> _Work to be completed_:
Locate each line below that includes "Three" and reproduce it.

[Excerpts from a figure dataset]
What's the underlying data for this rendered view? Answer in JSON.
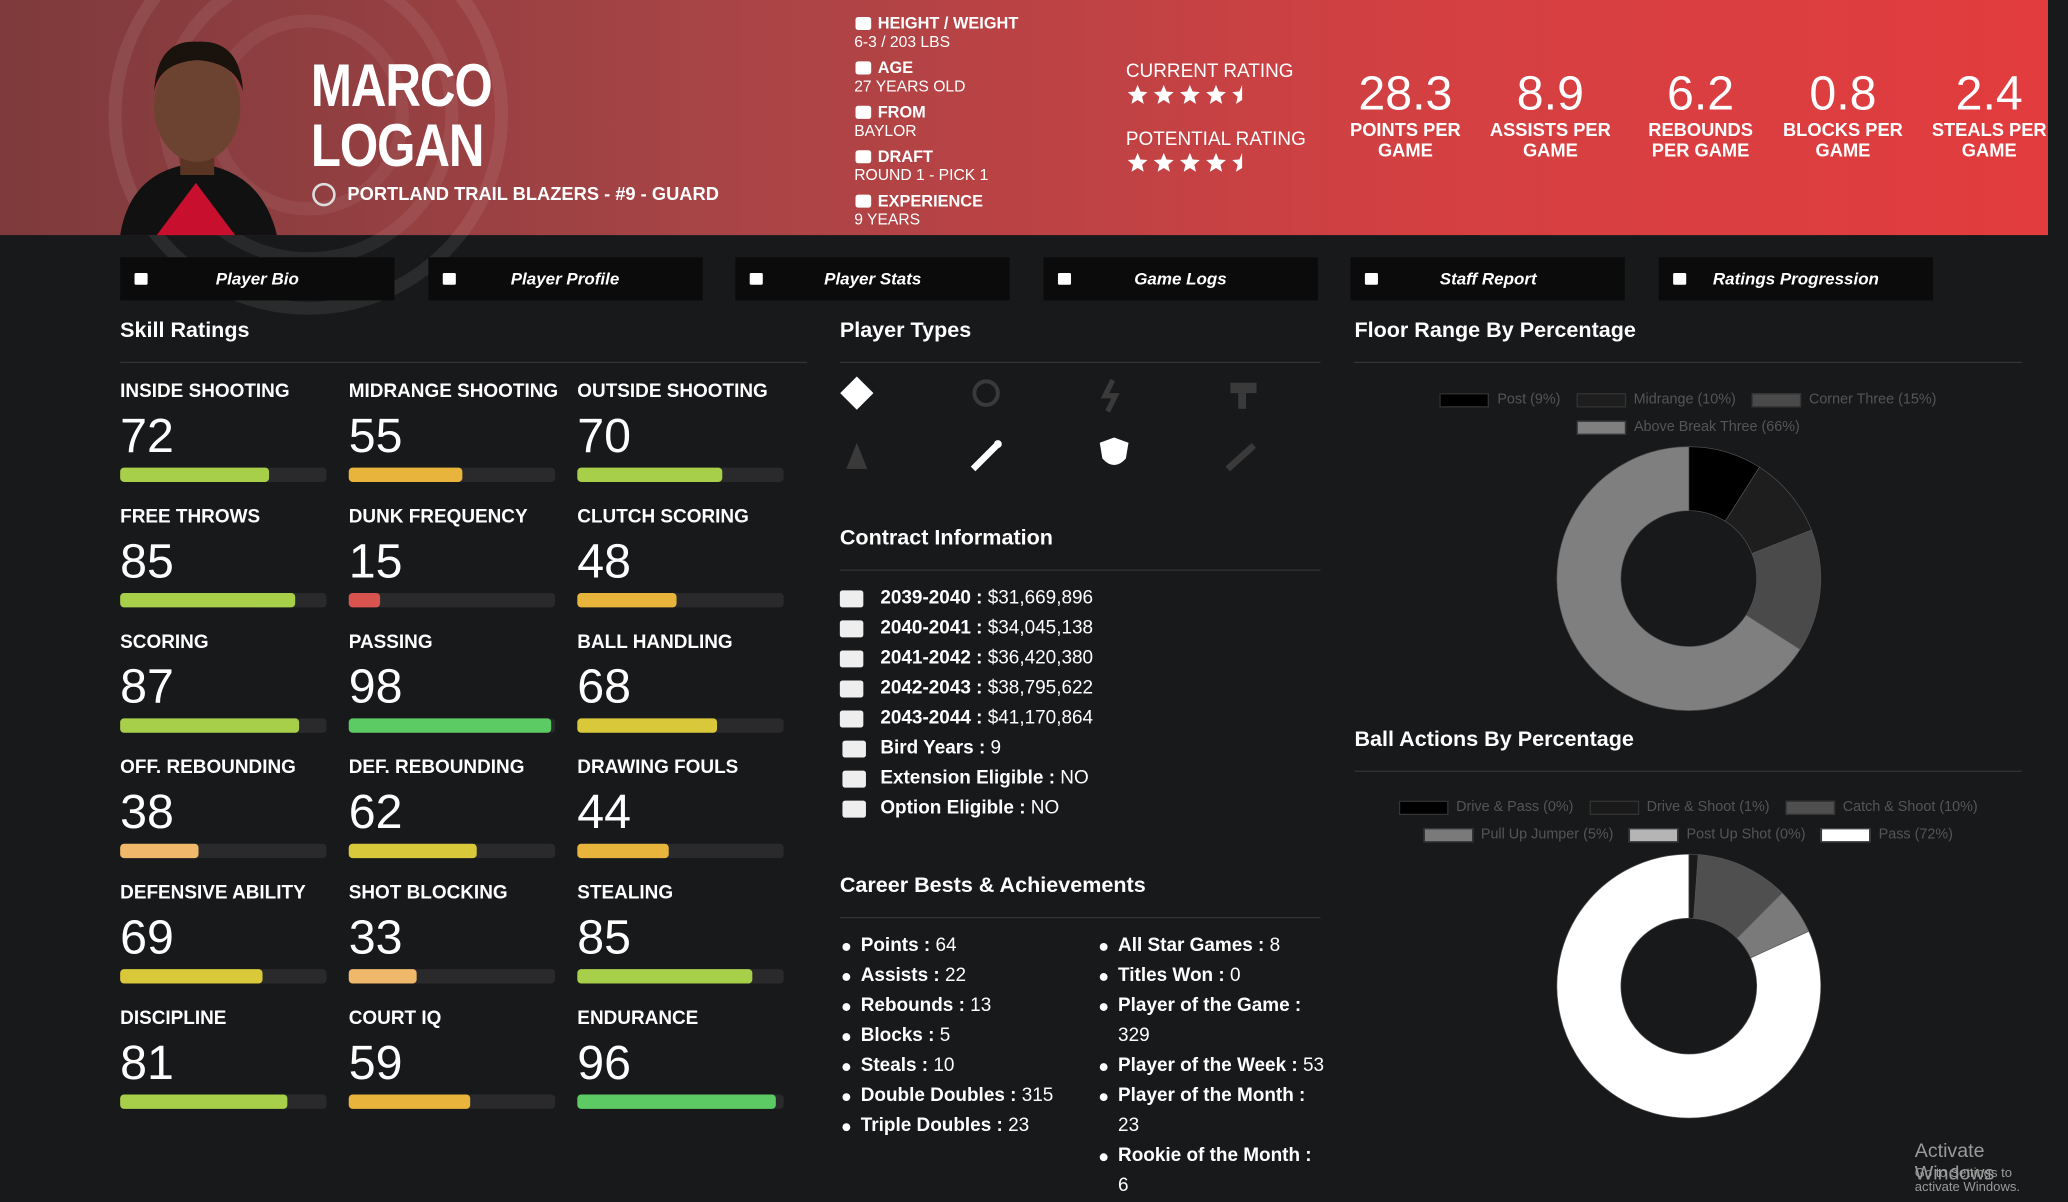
{
  "header": {
    "first_name": "MARCO",
    "last_name": "LOGAN",
    "team_line": "PORTLAND TRAIL BLAZERS - #9 - GUARD",
    "info": [
      {
        "label": "HEIGHT / WEIGHT",
        "value": "6-3 / 203 LBS"
      },
      {
        "label": "AGE",
        "value": "27 YEARS OLD"
      },
      {
        "label": "FROM",
        "value": "BAYLOR"
      },
      {
        "label": "DRAFT",
        "value": "ROUND 1 - PICK 1"
      },
      {
        "label": "EXPERIENCE",
        "value": "9 YEARS"
      }
    ],
    "current_rating": {
      "label": "CURRENT RATING",
      "stars": 4.5
    },
    "potential_rating": {
      "label": "POTENTIAL RATING",
      "stars": 4.5
    },
    "stats": [
      {
        "value": 28.3,
        "label": "POINTS PER GAME"
      },
      {
        "value": 8.9,
        "label": "ASSISTS PER GAME"
      },
      {
        "value": 6.2,
        "label": "REBOUNDS PER GAME"
      },
      {
        "value": 0.8,
        "label": "BLOCKS PER GAME"
      },
      {
        "value": 2.4,
        "label": "STEALS PER GAME"
      }
    ]
  },
  "nav": [
    "Player Bio",
    "Player Profile",
    "Player Stats",
    "Game Logs",
    "Staff Report",
    "Ratings Progression"
  ],
  "skills": {
    "title": "Skill Ratings",
    "items": [
      {
        "name": "INSIDE SHOOTING",
        "value": 72,
        "color": "#a8cf4a"
      },
      {
        "name": "MIDRANGE SHOOTING",
        "value": 55,
        "color": "#e8b43c"
      },
      {
        "name": "OUTSIDE SHOOTING",
        "value": 70,
        "color": "#a8cf4a"
      },
      {
        "name": "FREE THROWS",
        "value": 85,
        "color": "#a8cf4a"
      },
      {
        "name": "DUNK FREQUENCY",
        "value": 15,
        "color": "#d9534f"
      },
      {
        "name": "CLUTCH SCORING",
        "value": 48,
        "color": "#e8b43c"
      },
      {
        "name": "SCORING",
        "value": 87,
        "color": "#a8cf4a"
      },
      {
        "name": "PASSING",
        "value": 98,
        "color": "#5ccb63"
      },
      {
        "name": "BALL HANDLING",
        "value": 68,
        "color": "#d8c83a"
      },
      {
        "name": "OFF. REBOUNDING",
        "value": 38,
        "color": "#f0b86a"
      },
      {
        "name": "DEF. REBOUNDING",
        "value": 62,
        "color": "#d8c83a"
      },
      {
        "name": "DRAWING FOULS",
        "value": 44,
        "color": "#e8b43c"
      },
      {
        "name": "DEFENSIVE ABILITY",
        "value": 69,
        "color": "#d8c83a"
      },
      {
        "name": "SHOT BLOCKING",
        "value": 33,
        "color": "#f0b86a"
      },
      {
        "name": "STEALING",
        "value": 85,
        "color": "#a8cf4a"
      },
      {
        "name": "DISCIPLINE",
        "value": 81,
        "color": "#a8cf4a"
      },
      {
        "name": "COURT IQ",
        "value": 59,
        "color": "#e8b43c"
      },
      {
        "name": "ENDURANCE",
        "value": 96,
        "color": "#5ccb63"
      }
    ]
  },
  "player_types": {
    "title": "Player Types"
  },
  "contract": {
    "title": "Contract Information",
    "years": [
      {
        "season": "2039-2040",
        "amount": "$31,669,896"
      },
      {
        "season": "2040-2041",
        "amount": "$34,045,138"
      },
      {
        "season": "2041-2042",
        "amount": "$36,420,380"
      },
      {
        "season": "2042-2043",
        "amount": "$38,795,622"
      },
      {
        "season": "2043-2044",
        "amount": "$41,170,864"
      }
    ],
    "details": [
      {
        "label": "Bird Years",
        "value": 9
      },
      {
        "label": "Extension Eligible",
        "value": "NO"
      },
      {
        "label": "Option Eligible",
        "value": "NO"
      }
    ]
  },
  "career": {
    "title": "Career Bests & Achievements",
    "left": [
      {
        "label": "Points",
        "value": 64
      },
      {
        "label": "Assists",
        "value": 22
      },
      {
        "label": "Rebounds",
        "value": 13
      },
      {
        "label": "Blocks",
        "value": 5
      },
      {
        "label": "Steals",
        "value": 10
      },
      {
        "label": "Double Doubles",
        "value": 315
      },
      {
        "label": "Triple Doubles",
        "value": 23
      }
    ],
    "right": [
      {
        "label": "All Star Games",
        "value": 8
      },
      {
        "label": "Titles Won",
        "value": 0
      },
      {
        "label": "Player of the Game",
        "value": 329
      },
      {
        "label": "Player of the Week",
        "value": 53
      },
      {
        "label": "Player of the Month",
        "value": 23
      },
      {
        "label": "Rookie of the Month",
        "value": 6
      }
    ]
  },
  "floor_range": {
    "type": "donut",
    "title": "Floor Range By Percentage",
    "labels": [
      "Post (9%)",
      "Midrange (10%)",
      "Corner Three (15%)",
      "Above Break Three (66%)"
    ],
    "values": [
      9,
      10,
      15,
      66
    ],
    "colors": [
      "#000000",
      "#1e1e1e",
      "#4a4a4a",
      "#7f7f7f"
    ]
  },
  "ball_actions": {
    "type": "donut",
    "title": "Ball Actions By Percentage",
    "labels": [
      "Drive & Pass (0%)",
      "Drive & Shoot (1%)",
      "Catch & Shoot (10%)",
      "Pull Up Jumper (5%)",
      "Post Up Shot (0%)",
      "Pass (72%)"
    ],
    "values": [
      0,
      1,
      10,
      5,
      0,
      72
    ],
    "colors": [
      "#000000",
      "#1a1a1a",
      "#4f4f4f",
      "#7a7a7a",
      "#b5b5b5",
      "#ffffff"
    ]
  },
  "watermark": {
    "title": "Activate Windows",
    "subtitle": "Go to Settings to activate Windows."
  }
}
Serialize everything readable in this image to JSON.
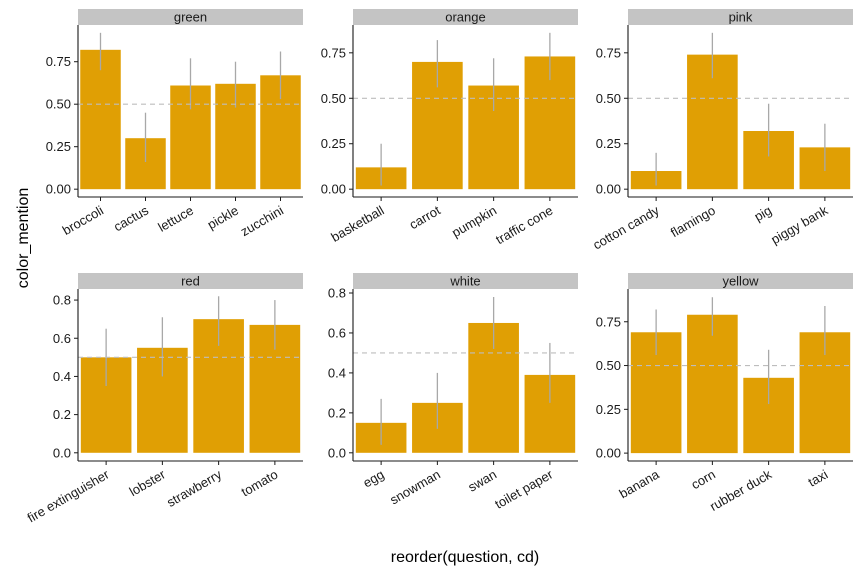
{
  "figure": {
    "xlabel": "reorder(question, cd)",
    "ylabel": "color_mention"
  },
  "colors": {
    "bar": "#E09F04",
    "errorbar": "#A8A8A8",
    "refline": "#BDBDBD",
    "strip": "#C4C4C4",
    "axis": "#1a1a1a"
  },
  "chart_data": [
    {
      "type": "bar",
      "facet": "green",
      "categories": [
        "broccoli",
        "cactus",
        "lettuce",
        "pickle",
        "zucchini"
      ],
      "values": [
        0.82,
        0.3,
        0.61,
        0.62,
        0.67
      ],
      "error_low": [
        0.7,
        0.16,
        0.47,
        0.48,
        0.53
      ],
      "error_high": [
        0.92,
        0.45,
        0.77,
        0.75,
        0.81
      ],
      "reference_line": 0.5,
      "yticks": [
        0.0,
        0.25,
        0.5,
        0.75
      ],
      "ytick_labels": [
        "0.00",
        "0.25",
        "0.50",
        "0.75"
      ],
      "ylim": [
        -0.046,
        0.966
      ]
    },
    {
      "type": "bar",
      "facet": "orange",
      "categories": [
        "basketball",
        "carrot",
        "pumpkin",
        "traffic cone"
      ],
      "values": [
        0.12,
        0.7,
        0.57,
        0.73
      ],
      "error_low": [
        0.02,
        0.56,
        0.43,
        0.6
      ],
      "error_high": [
        0.25,
        0.82,
        0.72,
        0.86
      ],
      "reference_line": 0.5,
      "yticks": [
        0.0,
        0.25,
        0.5,
        0.75
      ],
      "ytick_labels": [
        "0.00",
        "0.25",
        "0.50",
        "0.75"
      ],
      "ylim": [
        -0.043,
        0.903
      ]
    },
    {
      "type": "bar",
      "facet": "pink",
      "categories": [
        "cotton candy",
        "flamingo",
        "pig",
        "piggy bank"
      ],
      "values": [
        0.1,
        0.74,
        0.32,
        0.23
      ],
      "error_low": [
        0.02,
        0.61,
        0.18,
        0.1
      ],
      "error_high": [
        0.2,
        0.86,
        0.47,
        0.36
      ],
      "reference_line": 0.5,
      "yticks": [
        0.0,
        0.25,
        0.5,
        0.75
      ],
      "ytick_labels": [
        "0.00",
        "0.25",
        "0.50",
        "0.75"
      ],
      "ylim": [
        -0.043,
        0.903
      ]
    },
    {
      "type": "bar",
      "facet": "red",
      "categories": [
        "fire extinguisher",
        "lobster",
        "strawberry",
        "tomato"
      ],
      "values": [
        0.5,
        0.55,
        0.7,
        0.67
      ],
      "error_low": [
        0.35,
        0.4,
        0.56,
        0.54
      ],
      "error_high": [
        0.65,
        0.71,
        0.82,
        0.8
      ],
      "reference_line": 0.5,
      "yticks": [
        0.0,
        0.2,
        0.4,
        0.6,
        0.8
      ],
      "ytick_labels": [
        "0.0",
        "0.2",
        "0.4",
        "0.6",
        "0.8"
      ],
      "ylim": [
        -0.043,
        0.858
      ]
    },
    {
      "type": "bar",
      "facet": "white",
      "categories": [
        "egg",
        "snowman",
        "swan",
        "toilet paper"
      ],
      "values": [
        0.15,
        0.25,
        0.65,
        0.39
      ],
      "error_low": [
        0.04,
        0.12,
        0.52,
        0.25
      ],
      "error_high": [
        0.27,
        0.4,
        0.78,
        0.55
      ],
      "reference_line": 0.5,
      "yticks": [
        0.0,
        0.2,
        0.4,
        0.6,
        0.8
      ],
      "ytick_labels": [
        "0.0",
        "0.2",
        "0.4",
        "0.6",
        "0.8"
      ],
      "ylim": [
        -0.041,
        0.82
      ]
    },
    {
      "type": "bar",
      "facet": "yellow",
      "categories": [
        "banana",
        "corn",
        "rubber duck",
        "taxi"
      ],
      "values": [
        0.69,
        0.79,
        0.43,
        0.69
      ],
      "error_low": [
        0.56,
        0.67,
        0.28,
        0.56
      ],
      "error_high": [
        0.82,
        0.89,
        0.59,
        0.84
      ],
      "reference_line": 0.5,
      "yticks": [
        0.0,
        0.25,
        0.5,
        0.75
      ],
      "ytick_labels": [
        "0.00",
        "0.25",
        "0.50",
        "0.75"
      ],
      "ylim": [
        -0.045,
        0.937
      ]
    }
  ]
}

> _In response_:
      "Corner Three (15%)",
      "Above Break Three (66%)"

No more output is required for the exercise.